* begin *
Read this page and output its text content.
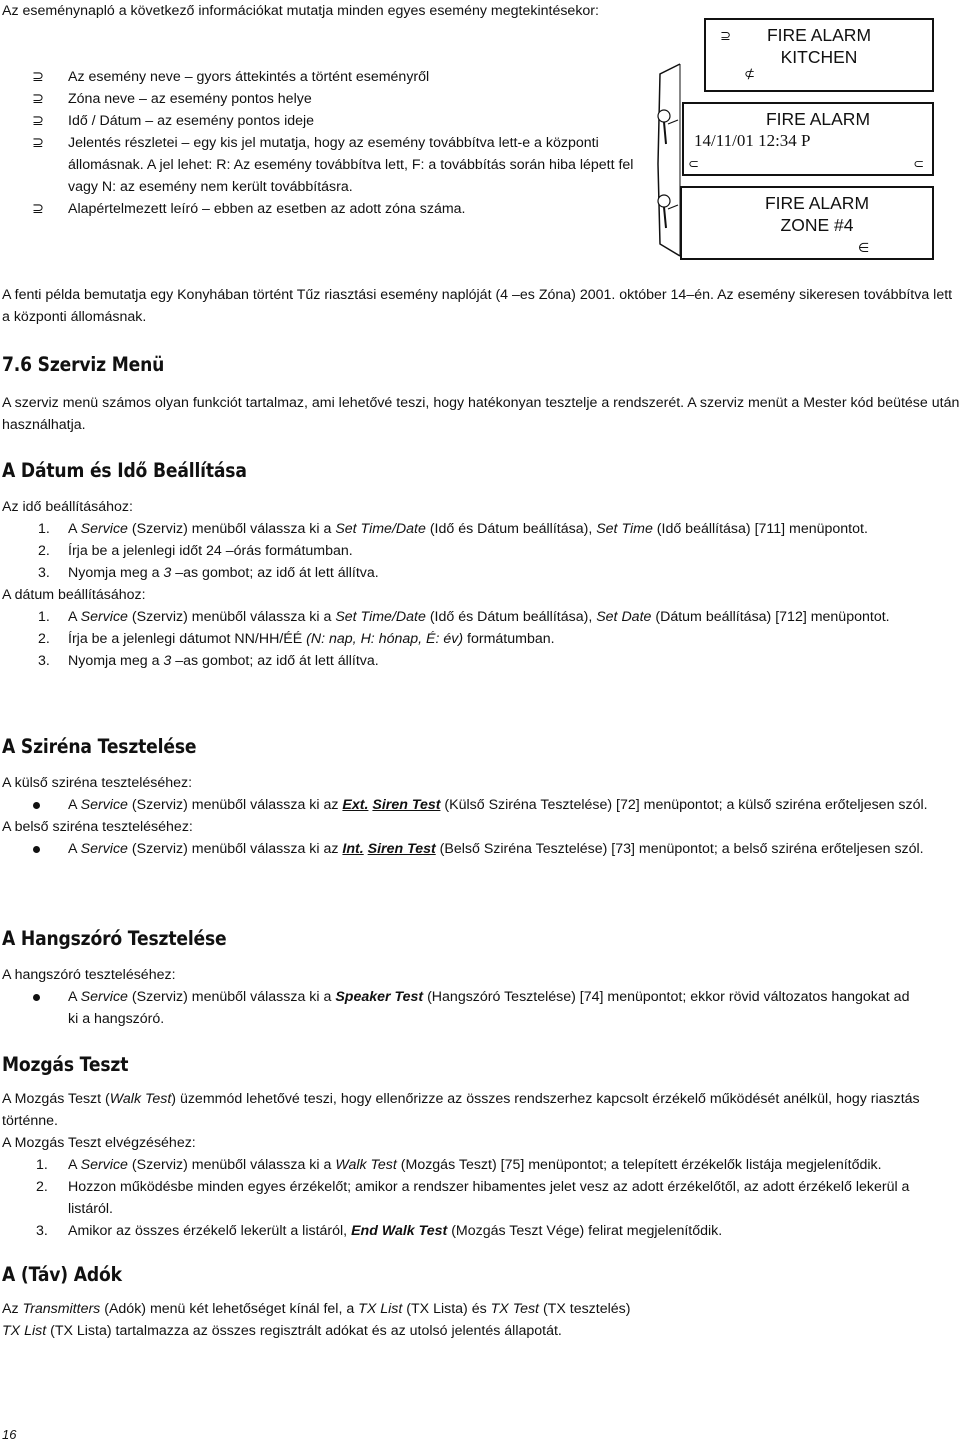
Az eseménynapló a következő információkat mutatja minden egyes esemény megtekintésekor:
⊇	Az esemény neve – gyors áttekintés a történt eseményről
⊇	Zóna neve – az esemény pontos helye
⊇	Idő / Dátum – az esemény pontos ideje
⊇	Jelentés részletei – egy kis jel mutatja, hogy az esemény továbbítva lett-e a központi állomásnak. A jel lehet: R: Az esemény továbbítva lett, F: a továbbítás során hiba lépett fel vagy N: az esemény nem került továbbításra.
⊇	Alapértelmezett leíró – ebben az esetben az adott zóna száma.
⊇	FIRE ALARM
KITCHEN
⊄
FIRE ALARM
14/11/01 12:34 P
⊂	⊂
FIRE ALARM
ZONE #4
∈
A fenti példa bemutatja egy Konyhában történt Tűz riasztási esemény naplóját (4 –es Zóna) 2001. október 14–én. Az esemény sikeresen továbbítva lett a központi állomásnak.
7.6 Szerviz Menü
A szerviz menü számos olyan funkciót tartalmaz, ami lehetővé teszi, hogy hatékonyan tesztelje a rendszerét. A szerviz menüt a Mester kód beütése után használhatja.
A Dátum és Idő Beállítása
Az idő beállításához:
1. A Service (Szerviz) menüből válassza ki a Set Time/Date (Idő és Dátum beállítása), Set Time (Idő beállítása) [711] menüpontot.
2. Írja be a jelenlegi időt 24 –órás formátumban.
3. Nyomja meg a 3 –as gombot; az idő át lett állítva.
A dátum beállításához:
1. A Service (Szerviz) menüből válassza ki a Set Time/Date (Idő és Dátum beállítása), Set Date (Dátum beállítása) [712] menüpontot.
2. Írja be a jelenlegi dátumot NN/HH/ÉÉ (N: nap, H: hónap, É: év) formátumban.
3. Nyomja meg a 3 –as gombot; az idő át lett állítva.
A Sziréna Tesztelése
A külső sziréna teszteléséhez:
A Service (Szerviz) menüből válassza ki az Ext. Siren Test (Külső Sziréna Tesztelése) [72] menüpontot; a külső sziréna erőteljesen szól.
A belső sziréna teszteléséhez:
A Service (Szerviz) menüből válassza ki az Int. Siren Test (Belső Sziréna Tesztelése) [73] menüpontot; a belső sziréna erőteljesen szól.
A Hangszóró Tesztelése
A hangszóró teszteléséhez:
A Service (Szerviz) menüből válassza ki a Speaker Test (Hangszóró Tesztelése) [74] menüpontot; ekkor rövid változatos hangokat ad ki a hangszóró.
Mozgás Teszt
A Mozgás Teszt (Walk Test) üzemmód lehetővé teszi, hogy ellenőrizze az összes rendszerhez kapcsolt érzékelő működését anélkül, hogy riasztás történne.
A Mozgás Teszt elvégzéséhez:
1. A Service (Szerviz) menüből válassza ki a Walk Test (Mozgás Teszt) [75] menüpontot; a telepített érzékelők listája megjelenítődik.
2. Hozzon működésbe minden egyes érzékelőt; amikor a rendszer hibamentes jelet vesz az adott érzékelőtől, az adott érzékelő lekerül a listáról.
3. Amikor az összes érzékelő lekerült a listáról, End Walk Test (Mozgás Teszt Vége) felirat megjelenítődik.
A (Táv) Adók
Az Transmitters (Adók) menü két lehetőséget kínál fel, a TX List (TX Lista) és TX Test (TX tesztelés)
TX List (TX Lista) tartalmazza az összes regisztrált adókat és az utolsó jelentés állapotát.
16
* end *
* begin *
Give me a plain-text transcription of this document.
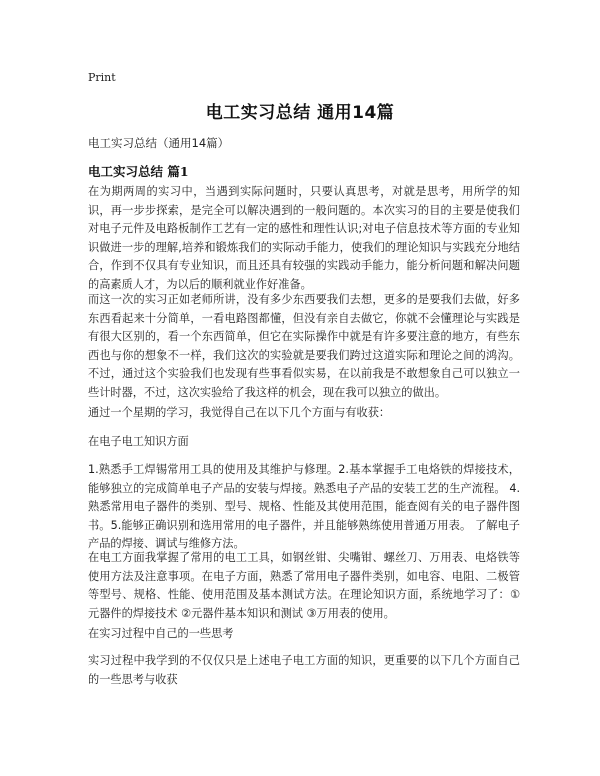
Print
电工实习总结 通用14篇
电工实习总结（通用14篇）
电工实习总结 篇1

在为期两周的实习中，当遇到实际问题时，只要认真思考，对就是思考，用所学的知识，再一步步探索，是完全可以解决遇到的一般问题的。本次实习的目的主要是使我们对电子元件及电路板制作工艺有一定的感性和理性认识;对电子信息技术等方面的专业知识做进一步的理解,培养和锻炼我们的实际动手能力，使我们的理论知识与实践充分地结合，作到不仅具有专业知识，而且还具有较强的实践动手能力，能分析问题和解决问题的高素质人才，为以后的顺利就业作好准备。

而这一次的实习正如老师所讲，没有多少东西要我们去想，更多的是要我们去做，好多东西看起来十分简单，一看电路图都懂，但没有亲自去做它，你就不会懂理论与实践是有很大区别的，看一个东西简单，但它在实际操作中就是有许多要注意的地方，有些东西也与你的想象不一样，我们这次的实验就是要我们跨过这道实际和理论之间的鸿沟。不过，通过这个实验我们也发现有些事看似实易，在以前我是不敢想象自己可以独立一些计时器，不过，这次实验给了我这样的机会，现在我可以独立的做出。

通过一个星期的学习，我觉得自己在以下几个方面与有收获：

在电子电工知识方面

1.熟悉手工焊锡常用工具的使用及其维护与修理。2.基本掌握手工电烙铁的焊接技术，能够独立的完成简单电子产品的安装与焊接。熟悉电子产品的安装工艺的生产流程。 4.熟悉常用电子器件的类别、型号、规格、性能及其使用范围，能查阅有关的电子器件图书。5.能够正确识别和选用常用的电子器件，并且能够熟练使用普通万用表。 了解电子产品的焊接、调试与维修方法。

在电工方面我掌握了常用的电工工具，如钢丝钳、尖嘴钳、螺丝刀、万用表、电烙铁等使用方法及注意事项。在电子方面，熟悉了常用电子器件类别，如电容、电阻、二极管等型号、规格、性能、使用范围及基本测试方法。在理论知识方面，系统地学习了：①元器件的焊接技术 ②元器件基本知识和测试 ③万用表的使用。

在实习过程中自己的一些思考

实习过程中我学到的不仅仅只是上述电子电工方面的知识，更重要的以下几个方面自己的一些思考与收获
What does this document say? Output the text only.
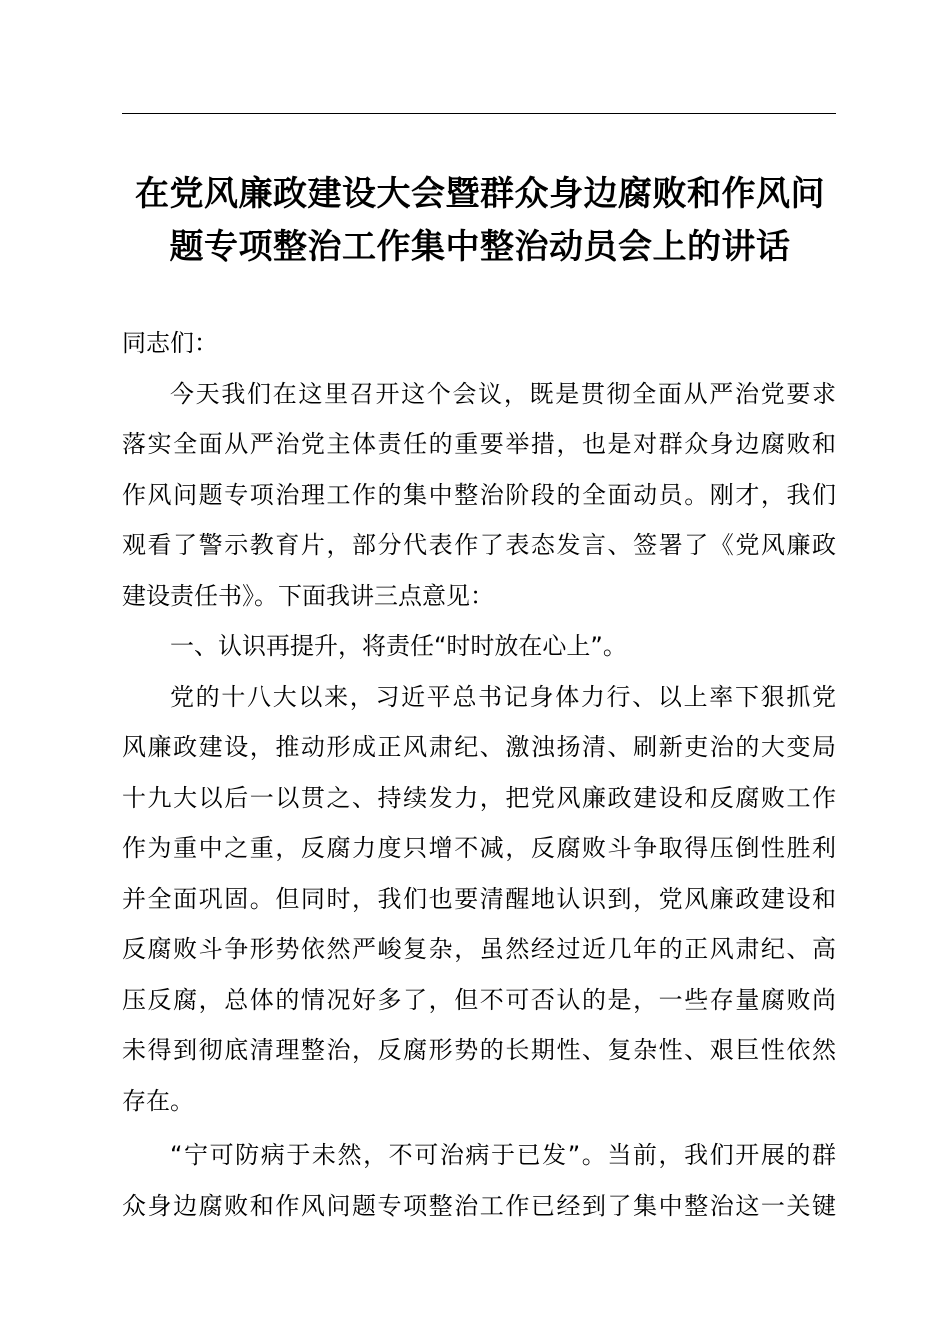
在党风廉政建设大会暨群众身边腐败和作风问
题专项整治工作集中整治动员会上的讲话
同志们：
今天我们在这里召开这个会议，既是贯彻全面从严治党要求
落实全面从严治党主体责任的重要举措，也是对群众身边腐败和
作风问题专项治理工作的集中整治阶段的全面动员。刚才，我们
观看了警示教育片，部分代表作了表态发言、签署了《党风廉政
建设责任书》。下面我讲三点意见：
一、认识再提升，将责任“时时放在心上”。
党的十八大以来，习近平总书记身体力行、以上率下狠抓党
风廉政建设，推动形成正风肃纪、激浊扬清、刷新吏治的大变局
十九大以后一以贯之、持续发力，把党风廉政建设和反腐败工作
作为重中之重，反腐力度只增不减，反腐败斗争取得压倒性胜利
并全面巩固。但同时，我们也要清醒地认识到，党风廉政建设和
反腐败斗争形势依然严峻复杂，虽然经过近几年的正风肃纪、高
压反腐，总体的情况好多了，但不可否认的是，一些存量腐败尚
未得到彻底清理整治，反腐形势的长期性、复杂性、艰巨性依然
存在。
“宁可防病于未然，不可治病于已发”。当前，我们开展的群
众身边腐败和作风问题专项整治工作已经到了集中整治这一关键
* end *
**WRITTEN INSTRUCTION**
Copy in full each line that holds the word "állomásnak".

**EXERCISE SOLUTION**
⊇	Jelentés részletei – egy kis jel mutatja, hogy az esemény továbbítva lett-e a központi állomásnak. A jel lehet: R: Az esemény továbbítva lett, F: a továbbítás során hiba lépett fel vagy N: az esemény nem került továbbításra.
A fenti példa bemutatja egy Konyhában történt Tűz riasztási esemény naplóját (4 –es Zóna) 2001. október 14–én. Az esemény sikeresen továbbítva lett a központi állomásnak.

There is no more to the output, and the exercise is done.